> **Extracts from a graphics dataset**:

┄┄┄┄┄┄┄┄┄┄┄┄┄┄┄┄┄┄┄┄

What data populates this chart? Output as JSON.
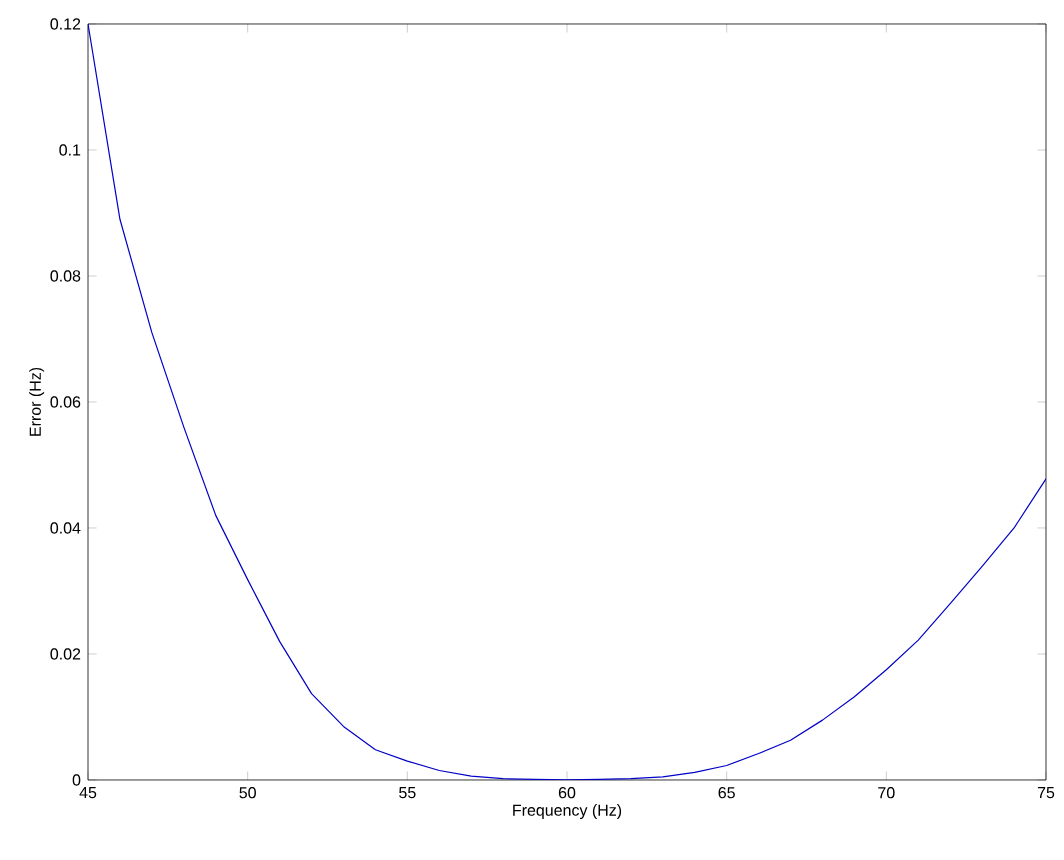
{
  "chart_data": {
    "type": "line",
    "xlabel": "Frequency (Hz)",
    "ylabel": "Error (Hz)",
    "x": [
      45,
      46,
      47,
      48,
      49,
      50,
      51,
      52,
      53,
      54,
      55,
      56,
      57,
      58,
      59,
      60,
      61,
      62,
      63,
      64,
      65,
      66,
      67,
      68,
      69,
      70,
      71,
      72,
      73,
      74,
      75
    ],
    "series": [
      {
        "color": "#0000c8",
        "values": [
          0.12,
          0.089,
          0.071,
          0.056,
          0.042,
          0.0318,
          0.022,
          0.0137,
          0.0085,
          0.0048,
          0.003,
          0.0015,
          0.0006,
          0.0002,
          0.0001,
          0,
          0.0001,
          0.0002,
          0.0005,
          0.0012,
          0.0023,
          0.0042,
          0.0063,
          0.0095,
          0.0132,
          0.0175,
          0.0222,
          0.028,
          0.0339,
          0.04,
          0.0478
        ]
      }
    ],
    "xlim": [
      45,
      75
    ],
    "ylim": [
      0,
      0.12
    ],
    "xticks": [
      45,
      50,
      55,
      60,
      65,
      70,
      75
    ],
    "yticks": [
      0,
      0.02,
      0.04,
      0.06,
      0.08,
      0.1,
      0.12
    ],
    "grid": false
  }
}
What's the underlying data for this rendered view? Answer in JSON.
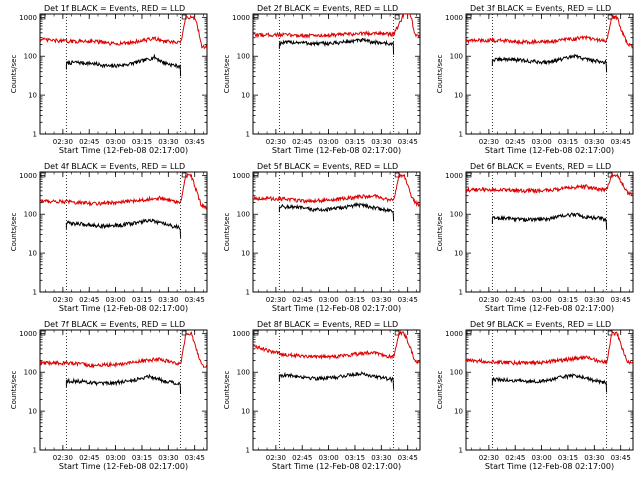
{
  "colors": {
    "events": "#000000",
    "lld": "#dd0000",
    "axis": "#000000",
    "background": "#ffffff"
  },
  "chart_data": [
    {
      "type": "line",
      "title": "Det 1f BLACK = Events, RED = LLD",
      "xlabel": "Start Time (12-Feb-08 02:17:00)",
      "ylabel": "Counts/sec",
      "yscale": "log",
      "ylim": [
        1,
        1000
      ],
      "ytick_labels": [
        "1",
        "10",
        "100",
        "1000"
      ],
      "xtick_labels": [
        "02:30",
        "02:45",
        "03:00",
        "03:15",
        "03:30",
        "03:45"
      ],
      "xlim_minutes": [
        0,
        95
      ],
      "dotted_vlines_minutes": [
        15,
        80
      ],
      "series": [
        {
          "key": "events",
          "t": [
            15,
            20,
            30,
            40,
            50,
            55,
            60,
            65,
            70,
            75,
            80
          ],
          "values": [
            65,
            70,
            65,
            55,
            62,
            70,
            80,
            95,
            70,
            60,
            55
          ]
        },
        {
          "key": "lld",
          "t": [
            0,
            10,
            20,
            30,
            40,
            50,
            60,
            65,
            70,
            75,
            80,
            83,
            86,
            88,
            90,
            92,
            95
          ],
          "values": [
            270,
            250,
            240,
            250,
            210,
            220,
            260,
            290,
            250,
            230,
            220,
            1000,
            1000,
            1000,
            500,
            180,
            170
          ]
        }
      ]
    },
    {
      "type": "line",
      "title": "Det 2f BLACK = Events, RED = LLD",
      "xlabel": "Start Time (12-Feb-08 02:17:00)",
      "ylabel": "Counts/sec",
      "yscale": "log",
      "ylim": [
        1,
        1000
      ],
      "ytick_labels": [
        "1",
        "10",
        "100",
        "1000"
      ],
      "xtick_labels": [
        "02:30",
        "02:45",
        "03:00",
        "03:15",
        "03:30",
        "03:45"
      ],
      "xlim_minutes": [
        0,
        95
      ],
      "dotted_vlines_minutes": [
        15,
        80
      ],
      "series": [
        {
          "key": "events",
          "t": [
            15,
            25,
            35,
            45,
            55,
            62,
            68,
            75,
            80
          ],
          "values": [
            220,
            230,
            210,
            215,
            240,
            260,
            230,
            220,
            200
          ]
        },
        {
          "key": "lld",
          "t": [
            0,
            15,
            30,
            45,
            60,
            70,
            80,
            85,
            88,
            90,
            92,
            95
          ],
          "values": [
            350,
            360,
            340,
            350,
            380,
            400,
            360,
            1000,
            2000,
            1000,
            350,
            300
          ]
        }
      ]
    },
    {
      "type": "line",
      "title": "Det 3f BLACK = Events, RED = LLD",
      "xlabel": "Start Time (12-Feb-08 02:17:00)",
      "ylabel": "Counts/sec",
      "yscale": "log",
      "ylim": [
        1,
        1000
      ],
      "ytick_labels": [
        "1",
        "10",
        "100",
        "1000"
      ],
      "xtick_labels": [
        "02:30",
        "02:45",
        "03:00",
        "03:15",
        "03:30",
        "03:45"
      ],
      "xlim_minutes": [
        0,
        95
      ],
      "dotted_vlines_minutes": [
        15,
        80
      ],
      "series": [
        {
          "key": "events",
          "t": [
            15,
            25,
            35,
            45,
            55,
            62,
            68,
            75,
            80
          ],
          "values": [
            80,
            85,
            75,
            70,
            85,
            100,
            85,
            75,
            70
          ]
        },
        {
          "key": "lld",
          "t": [
            0,
            15,
            30,
            45,
            60,
            68,
            75,
            80,
            83,
            86,
            89,
            92,
            95
          ],
          "values": [
            250,
            260,
            240,
            230,
            280,
            300,
            260,
            250,
            1000,
            1000,
            400,
            200,
            180
          ]
        }
      ]
    },
    {
      "type": "line",
      "title": "Det 4f BLACK = Events, RED = LLD",
      "xlabel": "Start Time (12-Feb-08 02:17:00)",
      "ylabel": "Counts/sec",
      "yscale": "log",
      "ylim": [
        1,
        1000
      ],
      "ytick_labels": [
        "1",
        "10",
        "100",
        "1000"
      ],
      "xtick_labels": [
        "02:30",
        "02:45",
        "03:00",
        "03:15",
        "03:30",
        "03:45"
      ],
      "xlim_minutes": [
        0,
        95
      ],
      "dotted_vlines_minutes": [
        15,
        80
      ],
      "series": [
        {
          "key": "events",
          "t": [
            15,
            25,
            35,
            45,
            55,
            62,
            68,
            75,
            80
          ],
          "values": [
            60,
            55,
            50,
            52,
            60,
            70,
            60,
            50,
            45
          ]
        },
        {
          "key": "lld",
          "t": [
            0,
            15,
            30,
            45,
            60,
            68,
            75,
            80,
            83,
            86,
            89,
            92,
            95
          ],
          "values": [
            220,
            210,
            190,
            200,
            240,
            260,
            220,
            200,
            1000,
            1000,
            400,
            160,
            150
          ]
        }
      ]
    },
    {
      "type": "line",
      "title": "Det 5f BLACK = Events, RED = LLD",
      "xlabel": "Start Time (12-Feb-08 02:17:00)",
      "ylabel": "Counts/sec",
      "yscale": "log",
      "ylim": [
        1,
        1000
      ],
      "ytick_labels": [
        "1",
        "10",
        "100",
        "1000"
      ],
      "xtick_labels": [
        "02:30",
        "02:45",
        "03:00",
        "03:15",
        "03:30",
        "03:45"
      ],
      "xlim_minutes": [
        0,
        95
      ],
      "dotted_vlines_minutes": [
        15,
        80
      ],
      "series": [
        {
          "key": "events",
          "t": [
            15,
            25,
            35,
            45,
            55,
            62,
            68,
            75,
            80
          ],
          "values": [
            160,
            150,
            130,
            135,
            160,
            180,
            150,
            130,
            120
          ]
        },
        {
          "key": "lld",
          "t": [
            0,
            15,
            30,
            45,
            60,
            68,
            75,
            80,
            83,
            86,
            89,
            92,
            95
          ],
          "values": [
            260,
            250,
            220,
            230,
            280,
            300,
            250,
            230,
            1000,
            1000,
            400,
            200,
            180
          ]
        }
      ]
    },
    {
      "type": "line",
      "title": "Det 6f BLACK = Events, RED = LLD",
      "xlabel": "Start Time (12-Feb-08 02:17:00)",
      "ylabel": "Counts/sec",
      "yscale": "log",
      "ylim": [
        1,
        1000
      ],
      "ytick_labels": [
        "1",
        "10",
        "100",
        "1000"
      ],
      "xtick_labels": [
        "02:30",
        "02:45",
        "03:00",
        "03:15",
        "03:30",
        "03:45"
      ],
      "xlim_minutes": [
        0,
        95
      ],
      "dotted_vlines_minutes": [
        15,
        80
      ],
      "series": [
        {
          "key": "events",
          "t": [
            15,
            25,
            35,
            45,
            55,
            62,
            68,
            75,
            80
          ],
          "values": [
            80,
            78,
            72,
            75,
            90,
            100,
            85,
            80,
            75
          ]
        },
        {
          "key": "lld",
          "t": [
            0,
            15,
            30,
            45,
            60,
            68,
            75,
            80,
            83,
            86,
            89,
            92,
            95
          ],
          "values": [
            420,
            430,
            400,
            410,
            480,
            520,
            450,
            430,
            1000,
            1000,
            600,
            360,
            350
          ]
        }
      ]
    },
    {
      "type": "line",
      "title": "Det 7f BLACK = Events, RED = LLD",
      "xlabel": "Start Time (12-Feb-08 02:17:00)",
      "ylabel": "Counts/sec",
      "yscale": "log",
      "ylim": [
        1,
        1000
      ],
      "ytick_labels": [
        "1",
        "10",
        "100",
        "1000"
      ],
      "xtick_labels": [
        "02:30",
        "02:45",
        "03:00",
        "03:15",
        "03:30",
        "03:45"
      ],
      "xlim_minutes": [
        0,
        95
      ],
      "dotted_vlines_minutes": [
        15,
        80
      ],
      "series": [
        {
          "key": "events",
          "t": [
            15,
            25,
            35,
            45,
            55,
            62,
            68,
            75,
            80
          ],
          "values": [
            60,
            58,
            50,
            55,
            65,
            80,
            65,
            55,
            50
          ]
        },
        {
          "key": "lld",
          "t": [
            0,
            15,
            30,
            45,
            60,
            68,
            75,
            80,
            83,
            86,
            89,
            92,
            95
          ],
          "values": [
            170,
            175,
            150,
            160,
            200,
            220,
            180,
            160,
            1000,
            1000,
            400,
            150,
            140
          ]
        }
      ]
    },
    {
      "type": "line",
      "title": "Det 8f BLACK = Events, RED = LLD",
      "xlabel": "Start Time (12-Feb-08 02:17:00)",
      "ylabel": "Counts/sec",
      "yscale": "log",
      "ylim": [
        1,
        1000
      ],
      "ytick_labels": [
        "1",
        "10",
        "100",
        "1000"
      ],
      "xtick_labels": [
        "02:30",
        "02:45",
        "03:00",
        "03:15",
        "03:30",
        "03:45"
      ],
      "xlim_minutes": [
        0,
        95
      ],
      "dotted_vlines_minutes": [
        15,
        80
      ],
      "series": [
        {
          "key": "events",
          "t": [
            15,
            25,
            35,
            45,
            55,
            62,
            68,
            75,
            80
          ],
          "values": [
            85,
            80,
            70,
            72,
            85,
            95,
            80,
            70,
            65
          ]
        },
        {
          "key": "lld",
          "t": [
            0,
            5,
            15,
            30,
            45,
            60,
            68,
            75,
            80,
            83,
            86,
            89,
            92,
            95
          ],
          "values": [
            500,
            400,
            300,
            260,
            250,
            300,
            330,
            270,
            250,
            1000,
            1000,
            500,
            200,
            180
          ]
        }
      ]
    },
    {
      "type": "line",
      "title": "Det 9f BLACK = Events, RED = LLD",
      "xlabel": "Start Time (12-Feb-08 02:17:00)",
      "ylabel": "Counts/sec",
      "yscale": "log",
      "ylim": [
        1,
        1000
      ],
      "ytick_labels": [
        "1",
        "10",
        "100",
        "1000"
      ],
      "xtick_labels": [
        "02:30",
        "02:45",
        "03:00",
        "03:15",
        "03:30",
        "03:45"
      ],
      "xlim_minutes": [
        0,
        95
      ],
      "dotted_vlines_minutes": [
        15,
        80
      ],
      "series": [
        {
          "key": "events",
          "t": [
            15,
            25,
            35,
            45,
            55,
            62,
            68,
            75,
            80
          ],
          "values": [
            65,
            62,
            58,
            60,
            75,
            85,
            70,
            60,
            55
          ]
        },
        {
          "key": "lld",
          "t": [
            0,
            15,
            30,
            45,
            60,
            68,
            75,
            80,
            83,
            86,
            89,
            92,
            95
          ],
          "values": [
            200,
            190,
            170,
            180,
            220,
            240,
            200,
            180,
            1000,
            1000,
            400,
            180,
            170
          ]
        }
      ]
    }
  ]
}
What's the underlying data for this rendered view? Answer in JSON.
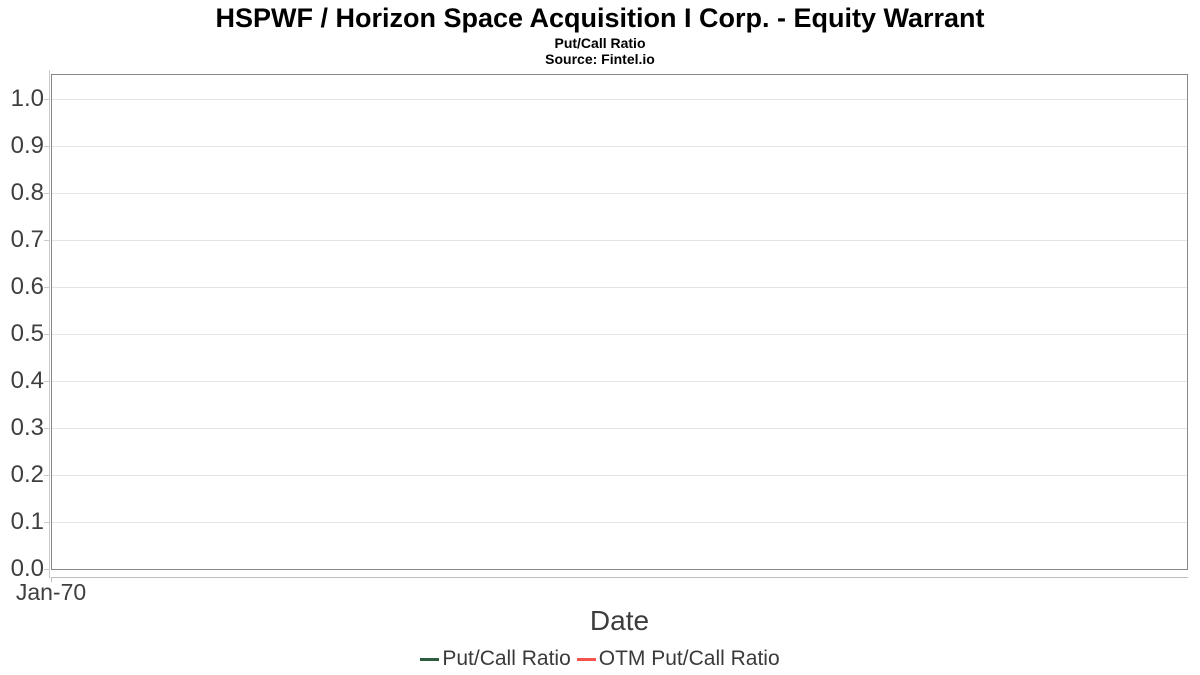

┄┄┄┄┄┄┄┄┄┄┄┄┄┄┄┄┄┄┄┄

> **The task**:
Take every line from the records above that has the word "BLACK" and copy it.

> **Solved problem**:
      "title": "Det 1f BLACK = Events, RED = LLD",
      "title": "Det 2f BLACK = Events, RED = LLD",
      "title": "Det 3f BLACK = Events, RED = LLD",
      "title": "Det 4f BLACK = Events, RED = LLD",
      "title": "Det 5f BLACK = Events, RED = LLD",
      "title": "Det 6f BLACK = Events, RED = LLD",
      "title": "Det 7f BLACK = Events, RED = LLD",
      "title": "Det 8f BLACK = Events, RED = LLD",
      "title": "Det 9f BLACK = Events, RED = LLD",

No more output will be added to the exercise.